┌────────

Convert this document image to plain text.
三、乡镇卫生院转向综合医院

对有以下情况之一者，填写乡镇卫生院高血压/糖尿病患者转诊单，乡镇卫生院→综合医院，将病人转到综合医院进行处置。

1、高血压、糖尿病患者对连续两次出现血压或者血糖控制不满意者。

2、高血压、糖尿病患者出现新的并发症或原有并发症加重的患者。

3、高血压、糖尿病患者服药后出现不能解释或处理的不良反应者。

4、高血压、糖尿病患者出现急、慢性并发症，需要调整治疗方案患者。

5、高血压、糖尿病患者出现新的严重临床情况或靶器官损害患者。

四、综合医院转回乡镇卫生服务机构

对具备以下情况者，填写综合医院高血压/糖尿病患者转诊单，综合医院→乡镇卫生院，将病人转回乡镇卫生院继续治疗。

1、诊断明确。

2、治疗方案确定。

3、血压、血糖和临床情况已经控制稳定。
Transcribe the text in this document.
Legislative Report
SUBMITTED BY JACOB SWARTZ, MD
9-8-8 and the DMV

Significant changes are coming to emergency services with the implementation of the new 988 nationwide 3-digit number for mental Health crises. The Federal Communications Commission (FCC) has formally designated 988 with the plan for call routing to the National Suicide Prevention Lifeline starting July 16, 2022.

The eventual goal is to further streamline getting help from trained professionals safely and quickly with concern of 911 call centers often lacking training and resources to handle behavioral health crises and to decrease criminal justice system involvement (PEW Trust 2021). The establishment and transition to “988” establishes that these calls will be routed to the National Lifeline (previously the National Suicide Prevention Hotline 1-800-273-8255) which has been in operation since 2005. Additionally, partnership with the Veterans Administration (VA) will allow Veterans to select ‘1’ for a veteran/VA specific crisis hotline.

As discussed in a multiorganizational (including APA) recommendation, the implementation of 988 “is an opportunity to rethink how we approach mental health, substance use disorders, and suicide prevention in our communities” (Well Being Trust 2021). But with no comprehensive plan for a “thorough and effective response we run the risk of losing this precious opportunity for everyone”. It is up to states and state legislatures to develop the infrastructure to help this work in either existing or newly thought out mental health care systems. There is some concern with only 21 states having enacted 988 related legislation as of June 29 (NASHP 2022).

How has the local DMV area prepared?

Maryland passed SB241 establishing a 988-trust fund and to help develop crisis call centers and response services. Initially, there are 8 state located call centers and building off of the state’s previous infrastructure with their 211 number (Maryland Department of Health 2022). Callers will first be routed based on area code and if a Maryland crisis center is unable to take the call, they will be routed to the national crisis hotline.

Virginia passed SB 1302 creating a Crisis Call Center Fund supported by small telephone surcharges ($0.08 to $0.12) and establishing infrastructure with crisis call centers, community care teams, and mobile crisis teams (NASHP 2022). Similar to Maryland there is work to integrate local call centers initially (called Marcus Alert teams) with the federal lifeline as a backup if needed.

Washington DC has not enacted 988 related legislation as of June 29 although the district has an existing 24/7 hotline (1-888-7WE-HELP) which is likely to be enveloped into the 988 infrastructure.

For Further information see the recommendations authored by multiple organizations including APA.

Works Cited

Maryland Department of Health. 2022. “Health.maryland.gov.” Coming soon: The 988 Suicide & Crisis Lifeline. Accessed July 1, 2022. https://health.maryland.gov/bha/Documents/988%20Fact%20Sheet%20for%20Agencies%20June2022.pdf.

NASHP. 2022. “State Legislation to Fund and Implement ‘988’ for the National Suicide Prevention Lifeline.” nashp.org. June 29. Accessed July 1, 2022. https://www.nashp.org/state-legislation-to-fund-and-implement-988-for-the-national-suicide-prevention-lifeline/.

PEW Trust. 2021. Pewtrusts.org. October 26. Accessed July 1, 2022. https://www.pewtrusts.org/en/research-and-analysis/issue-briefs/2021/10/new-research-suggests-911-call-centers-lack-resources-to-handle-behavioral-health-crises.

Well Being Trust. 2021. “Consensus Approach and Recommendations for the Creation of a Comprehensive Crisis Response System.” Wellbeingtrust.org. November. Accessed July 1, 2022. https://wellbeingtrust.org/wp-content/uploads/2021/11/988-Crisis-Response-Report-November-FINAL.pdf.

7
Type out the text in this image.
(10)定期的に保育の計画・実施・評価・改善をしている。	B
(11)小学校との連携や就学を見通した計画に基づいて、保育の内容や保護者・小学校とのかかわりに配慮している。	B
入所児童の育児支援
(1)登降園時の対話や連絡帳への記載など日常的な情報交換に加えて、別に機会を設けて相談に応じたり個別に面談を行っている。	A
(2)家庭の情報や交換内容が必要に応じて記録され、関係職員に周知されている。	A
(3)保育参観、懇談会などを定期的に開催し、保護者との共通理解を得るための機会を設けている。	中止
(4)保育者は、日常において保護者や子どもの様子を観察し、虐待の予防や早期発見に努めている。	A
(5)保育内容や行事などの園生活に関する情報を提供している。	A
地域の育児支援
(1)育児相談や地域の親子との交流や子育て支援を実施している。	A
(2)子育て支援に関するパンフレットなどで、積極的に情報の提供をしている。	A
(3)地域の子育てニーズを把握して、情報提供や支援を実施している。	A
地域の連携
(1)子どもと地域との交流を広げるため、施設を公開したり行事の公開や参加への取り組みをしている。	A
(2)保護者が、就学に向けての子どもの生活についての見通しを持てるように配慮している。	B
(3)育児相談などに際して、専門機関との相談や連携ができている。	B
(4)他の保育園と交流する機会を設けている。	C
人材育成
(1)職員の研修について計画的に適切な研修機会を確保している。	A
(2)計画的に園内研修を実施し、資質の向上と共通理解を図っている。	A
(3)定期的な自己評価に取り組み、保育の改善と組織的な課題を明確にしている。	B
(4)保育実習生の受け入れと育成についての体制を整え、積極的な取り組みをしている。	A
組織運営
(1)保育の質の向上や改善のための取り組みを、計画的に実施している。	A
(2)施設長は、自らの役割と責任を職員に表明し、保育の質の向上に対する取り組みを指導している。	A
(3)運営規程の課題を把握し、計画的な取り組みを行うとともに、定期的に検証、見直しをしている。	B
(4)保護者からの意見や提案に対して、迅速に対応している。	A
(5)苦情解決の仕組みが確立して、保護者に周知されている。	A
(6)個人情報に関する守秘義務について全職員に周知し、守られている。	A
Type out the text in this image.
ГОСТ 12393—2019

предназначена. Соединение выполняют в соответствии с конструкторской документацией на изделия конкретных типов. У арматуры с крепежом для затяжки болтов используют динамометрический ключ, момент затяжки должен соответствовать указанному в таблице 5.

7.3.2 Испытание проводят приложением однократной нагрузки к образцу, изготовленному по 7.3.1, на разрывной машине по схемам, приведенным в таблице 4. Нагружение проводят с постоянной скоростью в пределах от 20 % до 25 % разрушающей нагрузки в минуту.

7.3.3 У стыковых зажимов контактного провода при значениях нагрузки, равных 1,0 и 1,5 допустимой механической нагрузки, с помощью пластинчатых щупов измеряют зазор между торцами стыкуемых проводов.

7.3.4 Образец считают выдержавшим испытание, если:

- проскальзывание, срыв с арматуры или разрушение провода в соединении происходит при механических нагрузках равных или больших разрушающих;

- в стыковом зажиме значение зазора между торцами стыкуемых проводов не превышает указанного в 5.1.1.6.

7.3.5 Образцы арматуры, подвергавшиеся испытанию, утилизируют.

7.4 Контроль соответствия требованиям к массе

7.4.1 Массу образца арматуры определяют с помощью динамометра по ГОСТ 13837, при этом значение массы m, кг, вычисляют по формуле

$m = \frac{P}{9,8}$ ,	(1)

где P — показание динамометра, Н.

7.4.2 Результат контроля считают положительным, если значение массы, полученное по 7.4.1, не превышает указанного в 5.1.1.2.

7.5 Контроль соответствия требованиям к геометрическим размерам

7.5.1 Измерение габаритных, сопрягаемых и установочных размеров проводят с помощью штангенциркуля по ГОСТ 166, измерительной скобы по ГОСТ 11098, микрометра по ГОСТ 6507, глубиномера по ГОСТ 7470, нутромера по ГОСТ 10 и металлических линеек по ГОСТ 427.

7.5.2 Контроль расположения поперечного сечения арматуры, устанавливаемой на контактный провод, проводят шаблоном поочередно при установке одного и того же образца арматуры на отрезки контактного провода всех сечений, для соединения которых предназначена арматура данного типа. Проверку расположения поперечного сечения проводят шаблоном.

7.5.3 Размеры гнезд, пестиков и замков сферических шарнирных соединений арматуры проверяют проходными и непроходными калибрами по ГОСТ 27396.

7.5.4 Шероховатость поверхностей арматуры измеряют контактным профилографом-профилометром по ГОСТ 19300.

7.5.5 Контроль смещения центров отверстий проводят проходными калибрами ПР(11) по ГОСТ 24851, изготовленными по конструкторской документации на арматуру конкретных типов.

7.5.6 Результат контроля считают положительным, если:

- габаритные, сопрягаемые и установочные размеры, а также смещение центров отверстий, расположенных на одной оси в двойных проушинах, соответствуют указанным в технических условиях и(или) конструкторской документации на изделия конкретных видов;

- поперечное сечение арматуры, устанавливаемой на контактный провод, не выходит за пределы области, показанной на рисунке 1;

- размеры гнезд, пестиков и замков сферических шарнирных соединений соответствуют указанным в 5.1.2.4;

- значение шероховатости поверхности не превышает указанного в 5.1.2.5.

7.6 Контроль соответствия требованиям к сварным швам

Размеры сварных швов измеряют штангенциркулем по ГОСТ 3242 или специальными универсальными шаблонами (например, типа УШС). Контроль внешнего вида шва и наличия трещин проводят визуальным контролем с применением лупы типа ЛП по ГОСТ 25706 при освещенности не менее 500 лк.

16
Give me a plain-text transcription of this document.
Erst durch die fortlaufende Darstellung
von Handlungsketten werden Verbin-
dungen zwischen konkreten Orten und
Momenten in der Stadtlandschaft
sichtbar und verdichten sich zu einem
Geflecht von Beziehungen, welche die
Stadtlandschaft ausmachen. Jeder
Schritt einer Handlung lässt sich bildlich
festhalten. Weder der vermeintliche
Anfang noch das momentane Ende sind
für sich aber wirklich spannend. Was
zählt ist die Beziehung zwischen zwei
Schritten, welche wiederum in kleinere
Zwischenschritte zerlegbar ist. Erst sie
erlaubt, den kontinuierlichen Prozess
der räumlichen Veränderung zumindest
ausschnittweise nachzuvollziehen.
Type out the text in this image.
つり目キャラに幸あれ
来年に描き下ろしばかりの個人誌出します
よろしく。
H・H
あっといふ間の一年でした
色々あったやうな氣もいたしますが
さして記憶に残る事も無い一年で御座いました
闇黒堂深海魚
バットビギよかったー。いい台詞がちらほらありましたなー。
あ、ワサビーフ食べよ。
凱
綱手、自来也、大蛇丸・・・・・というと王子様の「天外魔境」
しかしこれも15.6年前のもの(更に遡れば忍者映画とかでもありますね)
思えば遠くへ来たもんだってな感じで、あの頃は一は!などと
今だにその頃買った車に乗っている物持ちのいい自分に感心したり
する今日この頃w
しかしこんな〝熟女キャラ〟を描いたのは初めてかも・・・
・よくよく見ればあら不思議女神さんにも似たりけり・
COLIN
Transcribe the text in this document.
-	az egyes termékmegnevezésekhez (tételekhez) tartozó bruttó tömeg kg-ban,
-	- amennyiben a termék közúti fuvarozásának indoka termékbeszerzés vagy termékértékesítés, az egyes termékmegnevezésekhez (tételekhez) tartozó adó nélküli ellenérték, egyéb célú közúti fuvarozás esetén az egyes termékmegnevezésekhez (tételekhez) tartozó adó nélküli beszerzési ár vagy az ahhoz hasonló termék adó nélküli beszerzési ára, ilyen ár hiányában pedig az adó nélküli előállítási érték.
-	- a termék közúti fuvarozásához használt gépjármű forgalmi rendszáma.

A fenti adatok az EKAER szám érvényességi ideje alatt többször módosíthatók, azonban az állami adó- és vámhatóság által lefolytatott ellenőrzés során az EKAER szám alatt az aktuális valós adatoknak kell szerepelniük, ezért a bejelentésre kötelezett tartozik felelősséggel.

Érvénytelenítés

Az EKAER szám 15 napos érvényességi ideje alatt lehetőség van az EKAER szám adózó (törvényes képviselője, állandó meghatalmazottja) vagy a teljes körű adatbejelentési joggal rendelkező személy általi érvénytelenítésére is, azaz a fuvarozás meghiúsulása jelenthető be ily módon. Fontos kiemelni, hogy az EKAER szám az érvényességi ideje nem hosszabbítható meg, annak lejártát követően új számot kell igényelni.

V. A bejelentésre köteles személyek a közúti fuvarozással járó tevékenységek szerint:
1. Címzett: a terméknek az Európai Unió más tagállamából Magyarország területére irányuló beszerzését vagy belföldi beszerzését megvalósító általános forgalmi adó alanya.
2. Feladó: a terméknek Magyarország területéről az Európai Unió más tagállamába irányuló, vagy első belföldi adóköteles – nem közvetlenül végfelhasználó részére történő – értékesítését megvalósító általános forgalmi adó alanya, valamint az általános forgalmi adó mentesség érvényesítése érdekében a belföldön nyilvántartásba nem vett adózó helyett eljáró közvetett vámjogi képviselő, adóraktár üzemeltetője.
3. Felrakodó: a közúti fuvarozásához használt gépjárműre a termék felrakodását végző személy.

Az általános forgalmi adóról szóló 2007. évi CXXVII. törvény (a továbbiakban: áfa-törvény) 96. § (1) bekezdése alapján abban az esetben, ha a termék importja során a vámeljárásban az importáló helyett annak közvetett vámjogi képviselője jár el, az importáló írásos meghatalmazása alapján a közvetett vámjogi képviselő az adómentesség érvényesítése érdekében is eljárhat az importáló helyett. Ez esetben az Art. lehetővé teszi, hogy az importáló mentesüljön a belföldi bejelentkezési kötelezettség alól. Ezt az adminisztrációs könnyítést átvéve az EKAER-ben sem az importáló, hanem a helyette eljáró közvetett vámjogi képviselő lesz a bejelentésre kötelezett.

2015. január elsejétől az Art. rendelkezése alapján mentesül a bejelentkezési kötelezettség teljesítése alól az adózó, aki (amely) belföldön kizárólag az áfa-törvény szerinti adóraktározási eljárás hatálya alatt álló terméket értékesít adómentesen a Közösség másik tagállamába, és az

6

└────────

### Problem requirements
Scan the listing above for the word "калибрами" and show each line where it is found.

### Solved problem
7.5.3 Размеры гнезд, пестиков и замков сферических шарнирных соединений арматуры проверяют проходными и непроходными калибрами по ГОСТ 27396.
7.5.5 Контроль смещения центров отверстий проводят проходными калибрами ПР(11) по ГОСТ 24851, изготовленными по конструкторской документации на арматуру конкретных типов.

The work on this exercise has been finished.